▶ Instructions for the task
Return all lines from the listing below in which the string "text" occurs.

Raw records
╔══

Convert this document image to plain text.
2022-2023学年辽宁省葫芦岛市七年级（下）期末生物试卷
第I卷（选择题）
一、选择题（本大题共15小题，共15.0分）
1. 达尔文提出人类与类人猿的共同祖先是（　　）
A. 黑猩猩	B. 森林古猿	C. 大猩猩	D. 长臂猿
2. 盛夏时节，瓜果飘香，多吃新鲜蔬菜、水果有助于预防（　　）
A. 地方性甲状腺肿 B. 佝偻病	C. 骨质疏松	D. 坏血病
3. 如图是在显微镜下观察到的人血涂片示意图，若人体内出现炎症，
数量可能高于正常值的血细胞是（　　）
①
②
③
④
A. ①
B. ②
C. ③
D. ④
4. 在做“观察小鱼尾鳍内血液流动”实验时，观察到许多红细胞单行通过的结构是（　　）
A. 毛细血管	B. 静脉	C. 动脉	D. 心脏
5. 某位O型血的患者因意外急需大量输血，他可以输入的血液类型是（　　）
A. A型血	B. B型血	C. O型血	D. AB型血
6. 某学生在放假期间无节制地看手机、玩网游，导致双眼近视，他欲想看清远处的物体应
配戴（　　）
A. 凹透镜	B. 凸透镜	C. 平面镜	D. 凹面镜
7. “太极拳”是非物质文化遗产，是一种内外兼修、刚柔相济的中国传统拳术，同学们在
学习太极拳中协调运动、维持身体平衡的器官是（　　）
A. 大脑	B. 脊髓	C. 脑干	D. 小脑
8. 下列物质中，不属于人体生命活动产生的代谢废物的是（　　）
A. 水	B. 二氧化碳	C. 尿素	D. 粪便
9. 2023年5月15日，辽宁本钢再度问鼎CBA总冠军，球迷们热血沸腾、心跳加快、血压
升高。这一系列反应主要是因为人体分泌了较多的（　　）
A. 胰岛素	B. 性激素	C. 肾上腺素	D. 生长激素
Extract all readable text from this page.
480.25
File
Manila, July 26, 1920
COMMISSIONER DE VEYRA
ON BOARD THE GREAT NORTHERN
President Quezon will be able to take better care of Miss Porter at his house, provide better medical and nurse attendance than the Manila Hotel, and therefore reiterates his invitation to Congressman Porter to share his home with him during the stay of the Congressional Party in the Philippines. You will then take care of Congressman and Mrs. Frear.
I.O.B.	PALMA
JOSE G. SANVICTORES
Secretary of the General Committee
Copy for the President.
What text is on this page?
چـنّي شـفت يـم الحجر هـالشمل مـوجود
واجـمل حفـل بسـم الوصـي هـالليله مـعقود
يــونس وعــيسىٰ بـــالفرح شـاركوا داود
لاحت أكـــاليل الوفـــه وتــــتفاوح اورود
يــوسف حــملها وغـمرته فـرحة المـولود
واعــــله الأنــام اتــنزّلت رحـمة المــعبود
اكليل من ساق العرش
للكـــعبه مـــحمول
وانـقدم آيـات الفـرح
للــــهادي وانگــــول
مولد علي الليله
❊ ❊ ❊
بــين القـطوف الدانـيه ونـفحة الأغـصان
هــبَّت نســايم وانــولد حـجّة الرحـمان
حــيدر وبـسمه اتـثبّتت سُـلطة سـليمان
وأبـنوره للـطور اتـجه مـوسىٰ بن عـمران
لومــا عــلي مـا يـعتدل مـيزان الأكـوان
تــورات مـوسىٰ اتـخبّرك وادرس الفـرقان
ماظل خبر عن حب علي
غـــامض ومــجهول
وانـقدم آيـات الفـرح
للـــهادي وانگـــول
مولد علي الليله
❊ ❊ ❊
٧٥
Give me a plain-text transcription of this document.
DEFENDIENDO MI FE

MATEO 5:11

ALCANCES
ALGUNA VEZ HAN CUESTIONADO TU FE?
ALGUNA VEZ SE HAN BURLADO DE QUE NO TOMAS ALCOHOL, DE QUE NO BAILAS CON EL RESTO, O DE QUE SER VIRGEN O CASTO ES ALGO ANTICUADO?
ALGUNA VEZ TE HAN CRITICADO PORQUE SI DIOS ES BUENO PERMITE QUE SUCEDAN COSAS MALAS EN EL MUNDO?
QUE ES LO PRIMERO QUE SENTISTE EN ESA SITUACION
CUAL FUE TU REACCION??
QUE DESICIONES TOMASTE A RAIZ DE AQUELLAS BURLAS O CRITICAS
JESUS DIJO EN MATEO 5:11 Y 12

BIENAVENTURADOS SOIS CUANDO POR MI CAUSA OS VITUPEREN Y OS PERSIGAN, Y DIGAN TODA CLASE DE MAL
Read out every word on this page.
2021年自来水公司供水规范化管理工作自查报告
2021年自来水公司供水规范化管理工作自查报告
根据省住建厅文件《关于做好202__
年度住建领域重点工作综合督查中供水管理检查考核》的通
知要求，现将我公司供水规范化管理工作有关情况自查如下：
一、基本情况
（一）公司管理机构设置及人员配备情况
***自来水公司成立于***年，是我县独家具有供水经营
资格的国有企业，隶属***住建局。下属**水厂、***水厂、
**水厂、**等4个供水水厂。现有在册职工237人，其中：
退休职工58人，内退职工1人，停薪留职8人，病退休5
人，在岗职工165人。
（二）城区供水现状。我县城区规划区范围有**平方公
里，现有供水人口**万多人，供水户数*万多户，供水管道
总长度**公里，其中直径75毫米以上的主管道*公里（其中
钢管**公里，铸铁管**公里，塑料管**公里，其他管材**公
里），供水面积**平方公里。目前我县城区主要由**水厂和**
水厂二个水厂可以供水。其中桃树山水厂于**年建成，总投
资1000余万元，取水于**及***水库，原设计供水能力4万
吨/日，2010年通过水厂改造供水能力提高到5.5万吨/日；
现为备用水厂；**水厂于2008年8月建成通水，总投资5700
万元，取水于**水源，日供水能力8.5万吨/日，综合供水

╚══

▶ Solution
Convert this document image to plain text.
Extract all readable text from this page.
What text is on this page?
Give me a plain-text transcription of this document.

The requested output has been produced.